Directions for this task: Output every line of the data exactly as it appears.
* begin Supplied records *
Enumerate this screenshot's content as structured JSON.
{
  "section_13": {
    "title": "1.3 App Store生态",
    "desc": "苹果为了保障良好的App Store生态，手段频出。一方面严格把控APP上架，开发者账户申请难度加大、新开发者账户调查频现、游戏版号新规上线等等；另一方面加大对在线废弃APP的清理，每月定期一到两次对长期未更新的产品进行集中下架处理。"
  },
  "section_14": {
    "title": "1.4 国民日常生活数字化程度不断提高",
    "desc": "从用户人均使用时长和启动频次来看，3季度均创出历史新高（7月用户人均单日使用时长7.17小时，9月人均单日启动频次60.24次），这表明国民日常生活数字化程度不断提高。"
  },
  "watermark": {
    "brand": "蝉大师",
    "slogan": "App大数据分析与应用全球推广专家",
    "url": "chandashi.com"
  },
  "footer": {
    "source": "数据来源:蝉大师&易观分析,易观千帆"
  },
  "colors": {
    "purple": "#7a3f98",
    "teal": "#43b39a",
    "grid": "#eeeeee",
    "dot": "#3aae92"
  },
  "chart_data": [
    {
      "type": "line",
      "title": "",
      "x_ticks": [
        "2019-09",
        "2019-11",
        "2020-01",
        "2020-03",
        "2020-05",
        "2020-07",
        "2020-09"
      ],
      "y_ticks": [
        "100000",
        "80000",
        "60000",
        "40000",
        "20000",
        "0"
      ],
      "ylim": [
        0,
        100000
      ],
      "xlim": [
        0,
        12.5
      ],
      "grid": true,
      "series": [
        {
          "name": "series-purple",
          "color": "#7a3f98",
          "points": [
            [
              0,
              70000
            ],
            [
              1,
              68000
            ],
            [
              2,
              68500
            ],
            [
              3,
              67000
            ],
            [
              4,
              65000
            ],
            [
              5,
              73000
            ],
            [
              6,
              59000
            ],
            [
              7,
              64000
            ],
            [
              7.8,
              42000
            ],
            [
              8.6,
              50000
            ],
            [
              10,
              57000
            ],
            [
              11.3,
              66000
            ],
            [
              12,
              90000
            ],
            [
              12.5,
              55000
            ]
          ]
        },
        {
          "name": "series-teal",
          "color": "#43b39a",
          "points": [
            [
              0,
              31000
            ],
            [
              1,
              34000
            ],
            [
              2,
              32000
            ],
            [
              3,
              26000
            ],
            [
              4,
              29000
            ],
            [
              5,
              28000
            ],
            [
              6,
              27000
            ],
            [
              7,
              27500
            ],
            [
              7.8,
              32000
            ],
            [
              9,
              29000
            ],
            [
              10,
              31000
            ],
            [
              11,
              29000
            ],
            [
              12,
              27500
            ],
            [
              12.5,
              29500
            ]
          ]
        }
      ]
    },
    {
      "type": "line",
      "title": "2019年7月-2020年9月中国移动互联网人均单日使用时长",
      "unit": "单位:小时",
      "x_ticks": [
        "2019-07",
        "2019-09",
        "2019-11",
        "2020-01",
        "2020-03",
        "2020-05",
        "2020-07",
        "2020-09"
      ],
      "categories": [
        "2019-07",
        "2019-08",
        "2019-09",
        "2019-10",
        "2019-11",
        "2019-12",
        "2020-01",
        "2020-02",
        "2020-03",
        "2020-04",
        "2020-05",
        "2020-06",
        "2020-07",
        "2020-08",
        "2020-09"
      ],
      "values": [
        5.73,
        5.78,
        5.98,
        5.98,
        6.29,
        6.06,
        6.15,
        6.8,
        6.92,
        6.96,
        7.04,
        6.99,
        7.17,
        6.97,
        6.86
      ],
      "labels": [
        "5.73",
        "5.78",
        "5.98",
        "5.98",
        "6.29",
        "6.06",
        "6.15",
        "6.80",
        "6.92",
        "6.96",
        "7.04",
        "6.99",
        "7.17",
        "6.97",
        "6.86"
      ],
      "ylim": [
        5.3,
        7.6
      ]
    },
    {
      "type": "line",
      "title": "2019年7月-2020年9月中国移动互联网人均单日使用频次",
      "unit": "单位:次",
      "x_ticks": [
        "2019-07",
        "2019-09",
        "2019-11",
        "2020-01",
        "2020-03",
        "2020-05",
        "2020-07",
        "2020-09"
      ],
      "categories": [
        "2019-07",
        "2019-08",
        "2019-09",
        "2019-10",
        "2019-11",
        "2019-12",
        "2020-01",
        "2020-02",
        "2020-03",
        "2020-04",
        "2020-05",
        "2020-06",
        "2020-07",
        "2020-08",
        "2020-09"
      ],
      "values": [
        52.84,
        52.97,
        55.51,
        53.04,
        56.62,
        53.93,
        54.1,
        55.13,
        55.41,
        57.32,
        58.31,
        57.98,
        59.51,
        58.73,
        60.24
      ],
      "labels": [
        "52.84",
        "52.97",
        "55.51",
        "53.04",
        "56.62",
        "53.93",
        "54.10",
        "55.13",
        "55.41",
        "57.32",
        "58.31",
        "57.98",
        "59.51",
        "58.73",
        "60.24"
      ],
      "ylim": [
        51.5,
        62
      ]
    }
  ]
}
* end Supplied records *
Answer to the problem:
Enumerate this screenshot's content as structured JSON.
{
  "section_13": {
    "title": "1.3 App Store生态",
    "desc": "苹果为了保障良好的App Store生态，手段频出。一方面严格把控APP上架，开发者账户申请难度加大、新开发者账户调查频现、游戏版号新规上线等等；另一方面加大对在线废弃APP的清理，每月定期一到两次对长期未更新的产品进行集中下架处理。"
  },
  "section_14": {
    "title": "1.4 国民日常生活数字化程度不断提高",
    "desc": "从用户人均使用时长和启动频次来看，3季度均创出历史新高（7月用户人均单日使用时长7.17小时，9月人均单日启动频次60.24次），这表明国民日常生活数字化程度不断提高。"
  },
  "watermark": {
    "brand": "蝉大师",
    "slogan": "App大数据分析与应用全球推广专家",
    "url": "chandashi.com"
  },
  "footer": {
    "source": "数据来源:蝉大师&易观分析,易观千帆"
  },
  "colors": {
    "purple": "#7a3f98",
    "teal": "#43b39a",
    "grid": "#eeeeee",
    "dot": "#3aae92"
  },
  "chart_data": [
    {
      "type": "line",
      "title": "",
      "x_ticks": [
        "2019-09",
        "2019-11",
        "2020-01",
        "2020-03",
        "2020-05",
        "2020-07",
        "2020-09"
      ],
      "y_ticks": [
        "100000",
        "80000",
        "60000",
        "40000",
        "20000",
        "0"
      ],
      "ylim": [
        0,
        100000
      ],
      "xlim": [
        0,
        12.5
      ],
      "grid": true,
      "series": [
        {
          "name": "series-purple",
          "color": "#7a3f98",
          "points": [
            [
              0,
              70000
            ],
            [
              1,
              68000
            ],
            [
              2,
              68500
            ],
            [
              3,
              67000
            ],
            [
              4,
              65000
            ],
            [
              5,
              73000
            ],
            [
              6,
              59000
            ],
            [
              7,
              64000
            ],
            [
              7.8,
              42000
            ],
            [
              8.6,
              50000
            ],
            [
              10,
              57000
            ],
            [
              11.3,
              66000
            ],
            [
              12,
              90000
            ],
            [
              12.5,
              55000
            ]
          ]
        },
        {
          "name": "series-teal",
          "color": "#43b39a",
          "points": [
            [
              0,
              31000
            ],
            [
              1,
              34000
            ],
            [
              2,
              32000
            ],
            [
              3,
              26000
            ],
            [
              4,
              29000
            ],
            [
              5,
              28000
            ],
            [
              6,
              27000
            ],
            [
              7,
              27500
            ],
            [
              7.8,
              32000
            ],
            [
              9,
              29000
            ],
            [
              10,
              31000
            ],
            [
              11,
              29000
            ],
            [
              12,
              27500
            ],
            [
              12.5,
              29500
            ]
          ]
        }
      ]
    },
    {
      "type": "line",
      "title": "2019年7月-2020年9月中国移动互联网人均单日使用时长",
      "unit": "单位:小时",
      "x_ticks": [
        "2019-07",
        "2019-09",
        "2019-11",
        "2020-01",
        "2020-03",
        "2020-05",
        "2020-07",
        "2020-09"
      ],
      "categories": [
        "2019-07",
        "2019-08",
        "2019-09",
        "2019-10",
        "2019-11",
        "2019-12",
        "2020-01",
        "2020-02",
        "2020-03",
        "2020-04",
        "2020-05",
        "2020-06",
        "2020-07",
        "2020-08",
        "2020-09"
      ],
      "values": [
        5.73,
        5.78,
        5.98,
        5.98,
        6.29,
        6.06,
        6.15,
        6.8,
        6.92,
        6.96,
        7.04,
        6.99,
        7.17,
        6.97,
        6.86
      ],
      "labels": [
        "5.73",
        "5.78",
        "5.98",
        "5.98",
        "6.29",
        "6.06",
        "6.15",
        "6.80",
        "6.92",
        "6.96",
        "7.04",
        "6.99",
        "7.17",
        "6.97",
        "6.86"
      ],
      "ylim": [
        5.3,
        7.6
      ]
    },
    {
      "type": "line",
      "title": "2019年7月-2020年9月中国移动互联网人均单日使用频次",
      "unit": "单位:次",
      "x_ticks": [
        "2019-07",
        "2019-09",
        "2019-11",
        "2020-01",
        "2020-03",
        "2020-05",
        "2020-07",
        "2020-09"
      ],
      "categories": [
        "2019-07",
        "2019-08",
        "2019-09",
        "2019-10",
        "2019-11",
        "2019-12",
        "2020-01",
        "2020-02",
        "2020-03",
        "2020-04",
        "2020-05",
        "2020-06",
        "2020-07",
        "2020-08",
        "2020-09"
      ],
      "values": [
        52.84,
        52.97,
        55.51,
        53.04,
        56.62,
        53.93,
        54.1,
        55.13,
        55.41,
        57.32,
        58.31,
        57.98,
        59.51,
        58.73,
        60.24
      ],
      "labels": [
        "52.84",
        "52.97",
        "55.51",
        "53.04",
        "56.62",
        "53.93",
        "54.10",
        "55.13",
        "55.41",
        "57.32",
        "58.31",
        "57.98",
        "59.51",
        "58.73",
        "60.24"
      ],
      "ylim": [
        51.5,
        62
      ]
    }
  ]
}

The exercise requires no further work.